:: Data for processing ::

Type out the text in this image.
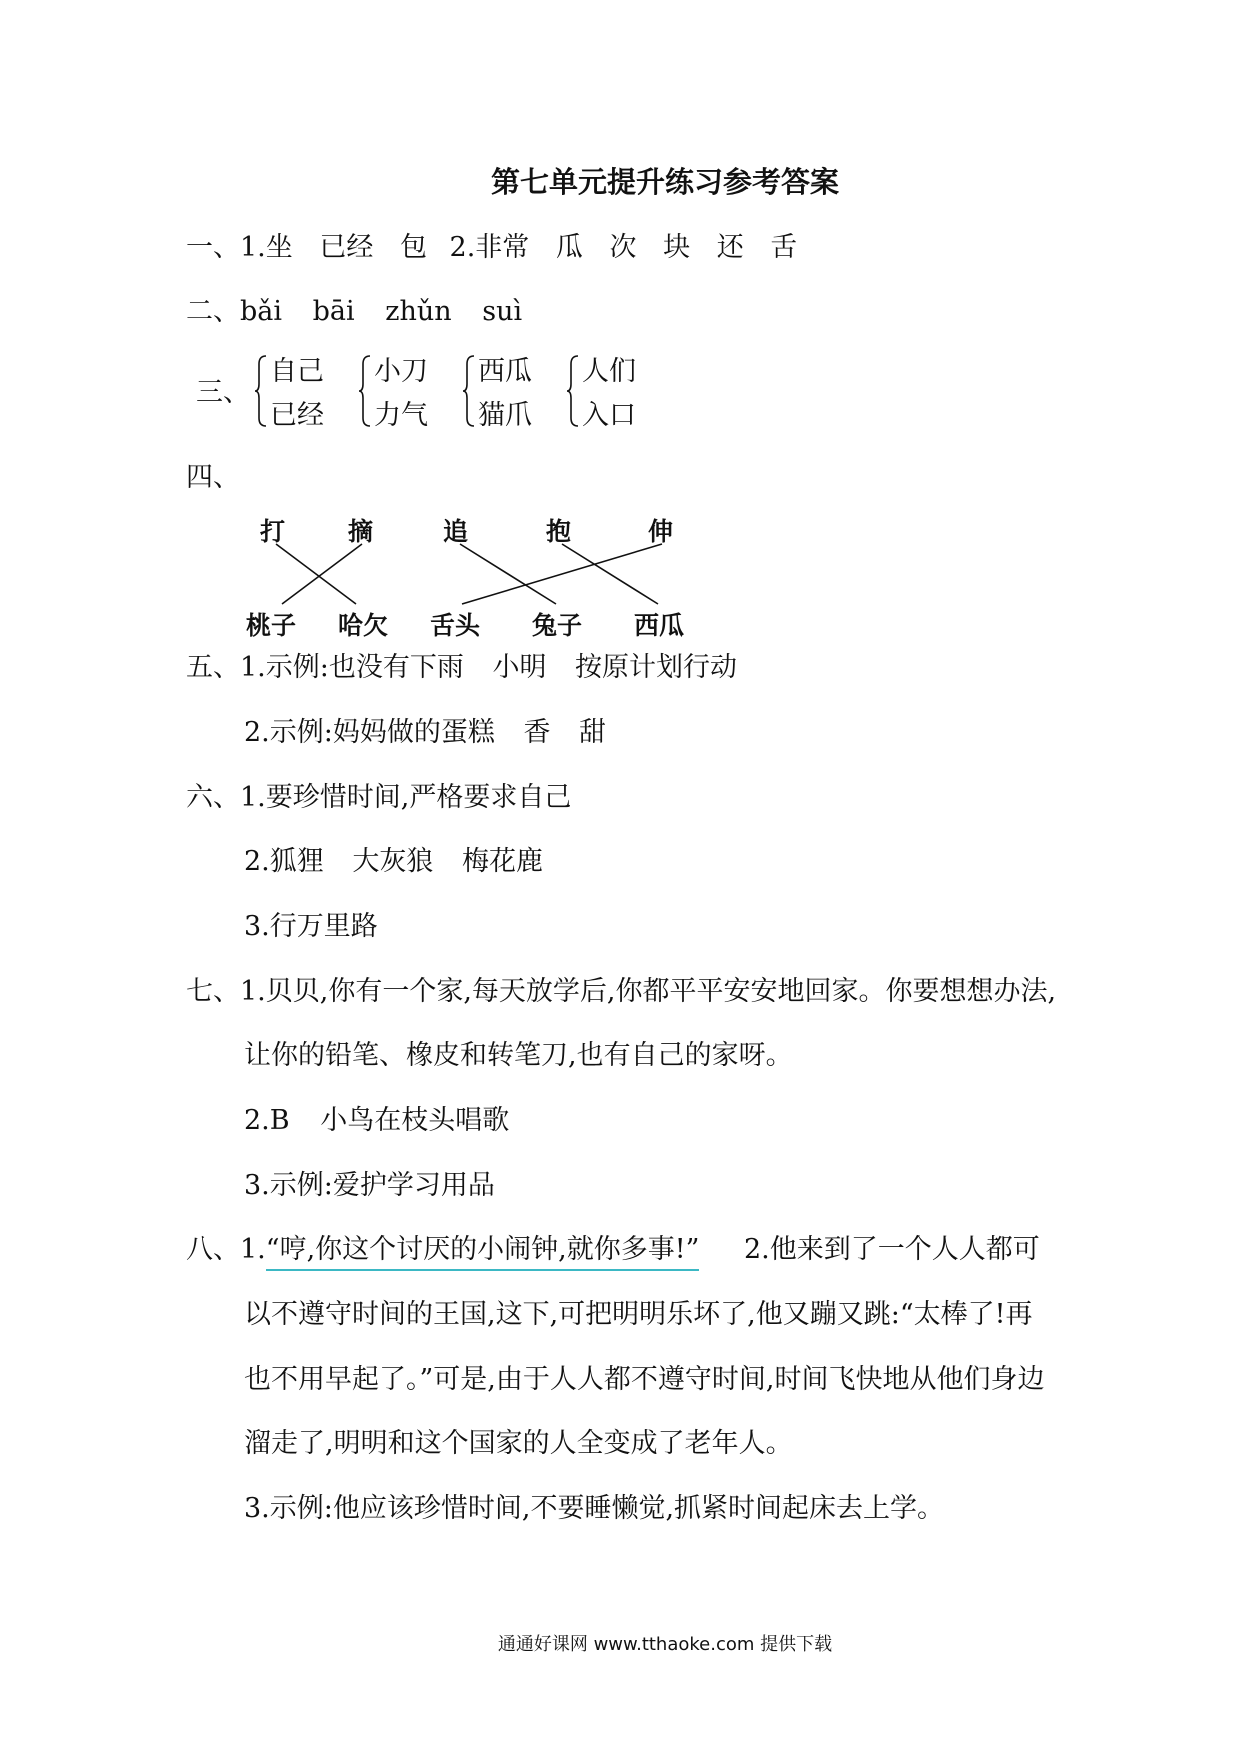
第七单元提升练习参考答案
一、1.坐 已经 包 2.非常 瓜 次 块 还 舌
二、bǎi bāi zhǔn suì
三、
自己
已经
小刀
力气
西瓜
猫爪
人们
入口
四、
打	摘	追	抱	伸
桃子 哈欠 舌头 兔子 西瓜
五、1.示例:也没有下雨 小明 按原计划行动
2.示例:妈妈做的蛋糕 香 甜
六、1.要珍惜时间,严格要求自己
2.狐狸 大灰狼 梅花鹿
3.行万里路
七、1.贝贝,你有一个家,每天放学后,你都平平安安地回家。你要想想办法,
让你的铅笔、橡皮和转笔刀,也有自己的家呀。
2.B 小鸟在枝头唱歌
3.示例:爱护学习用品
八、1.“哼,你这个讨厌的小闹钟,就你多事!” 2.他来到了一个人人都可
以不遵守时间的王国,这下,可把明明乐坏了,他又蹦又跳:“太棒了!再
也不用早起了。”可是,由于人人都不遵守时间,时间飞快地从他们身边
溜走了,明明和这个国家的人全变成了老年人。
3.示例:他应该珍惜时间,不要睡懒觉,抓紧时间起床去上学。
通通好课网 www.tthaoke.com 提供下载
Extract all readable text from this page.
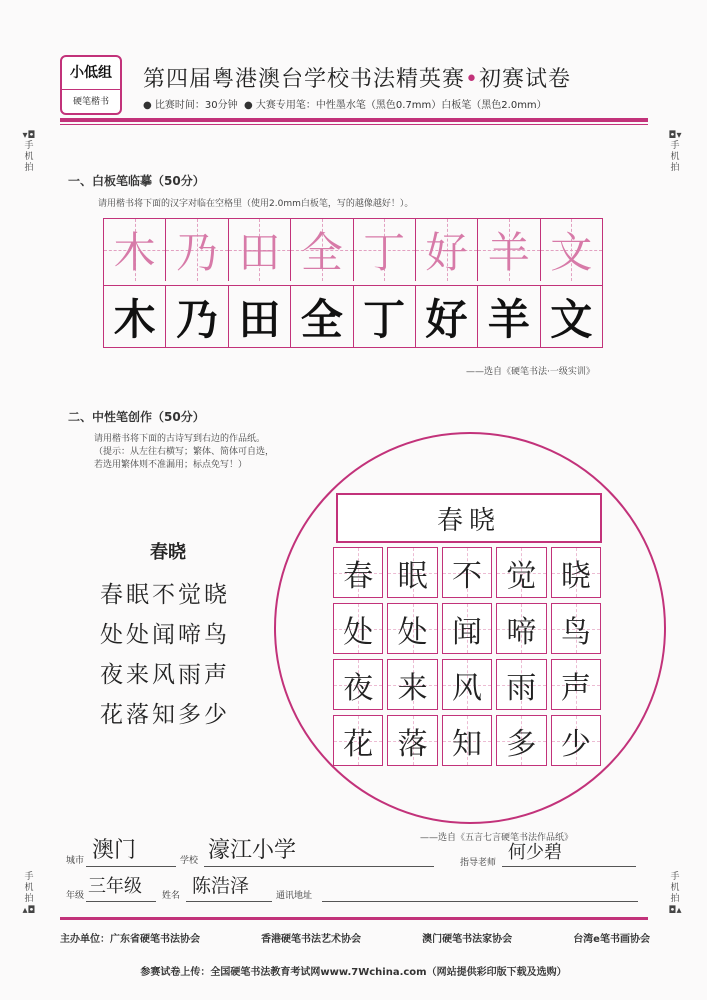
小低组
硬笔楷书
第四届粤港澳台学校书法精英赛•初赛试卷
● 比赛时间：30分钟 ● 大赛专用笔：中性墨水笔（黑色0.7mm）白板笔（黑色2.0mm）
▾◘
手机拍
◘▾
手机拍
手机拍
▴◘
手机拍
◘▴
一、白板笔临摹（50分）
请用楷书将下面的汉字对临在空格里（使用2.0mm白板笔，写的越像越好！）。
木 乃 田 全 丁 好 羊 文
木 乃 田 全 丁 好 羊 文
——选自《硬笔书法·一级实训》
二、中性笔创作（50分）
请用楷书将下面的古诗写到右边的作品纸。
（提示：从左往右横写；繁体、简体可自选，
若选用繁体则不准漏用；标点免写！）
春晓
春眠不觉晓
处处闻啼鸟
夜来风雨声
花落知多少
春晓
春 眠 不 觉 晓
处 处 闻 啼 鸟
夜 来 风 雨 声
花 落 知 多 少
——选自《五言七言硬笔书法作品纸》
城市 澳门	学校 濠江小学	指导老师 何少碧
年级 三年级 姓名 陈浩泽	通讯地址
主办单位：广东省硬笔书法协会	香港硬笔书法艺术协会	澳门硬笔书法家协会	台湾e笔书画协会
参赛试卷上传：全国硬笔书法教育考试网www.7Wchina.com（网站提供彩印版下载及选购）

:::
:: Data for processing ::

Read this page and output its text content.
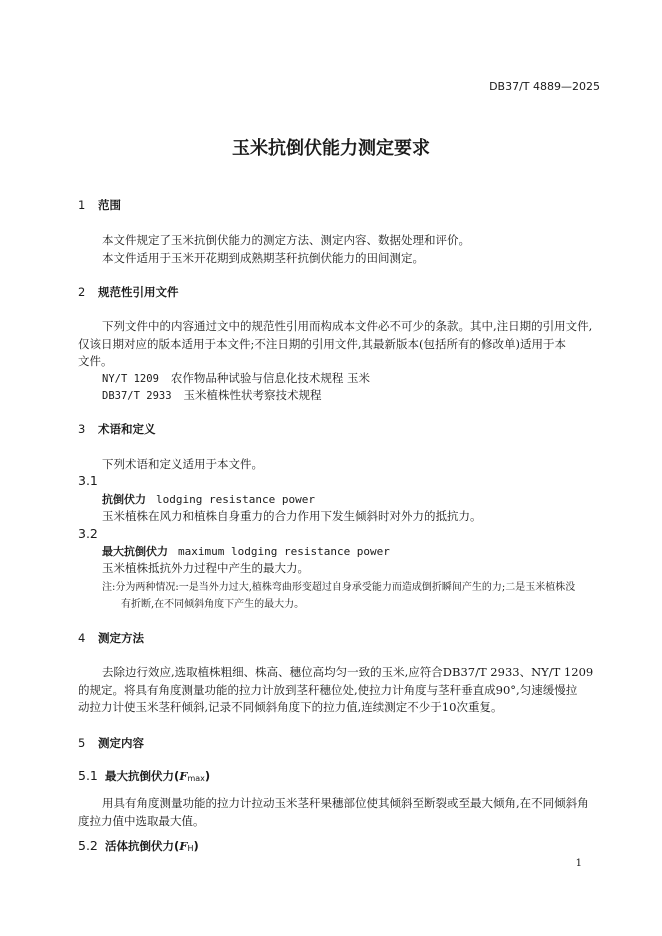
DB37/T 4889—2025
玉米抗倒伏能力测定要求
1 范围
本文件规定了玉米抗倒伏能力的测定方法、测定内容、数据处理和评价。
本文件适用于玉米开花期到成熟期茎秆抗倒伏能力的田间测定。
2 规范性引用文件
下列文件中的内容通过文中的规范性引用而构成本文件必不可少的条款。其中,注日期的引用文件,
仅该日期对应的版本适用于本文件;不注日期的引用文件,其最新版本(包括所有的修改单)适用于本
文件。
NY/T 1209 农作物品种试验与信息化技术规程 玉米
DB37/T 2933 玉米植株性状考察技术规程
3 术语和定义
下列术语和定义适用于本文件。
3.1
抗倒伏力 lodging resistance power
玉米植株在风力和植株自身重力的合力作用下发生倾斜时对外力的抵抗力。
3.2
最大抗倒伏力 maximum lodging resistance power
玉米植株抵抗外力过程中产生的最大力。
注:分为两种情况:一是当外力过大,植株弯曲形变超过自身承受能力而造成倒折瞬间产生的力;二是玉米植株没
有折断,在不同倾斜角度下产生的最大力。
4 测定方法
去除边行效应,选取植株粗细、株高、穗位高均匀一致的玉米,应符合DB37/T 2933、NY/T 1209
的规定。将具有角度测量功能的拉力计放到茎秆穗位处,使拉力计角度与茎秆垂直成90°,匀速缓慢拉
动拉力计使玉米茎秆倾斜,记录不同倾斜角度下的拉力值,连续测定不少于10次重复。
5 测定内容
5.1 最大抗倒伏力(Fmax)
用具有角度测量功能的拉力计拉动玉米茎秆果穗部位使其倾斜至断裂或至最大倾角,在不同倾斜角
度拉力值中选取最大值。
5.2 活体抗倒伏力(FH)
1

:::

*Task directions*
Pull out all lines of the data with the string "page".

*Exercise answer*
Extract all readable text from this page.
Read this page and output its text content.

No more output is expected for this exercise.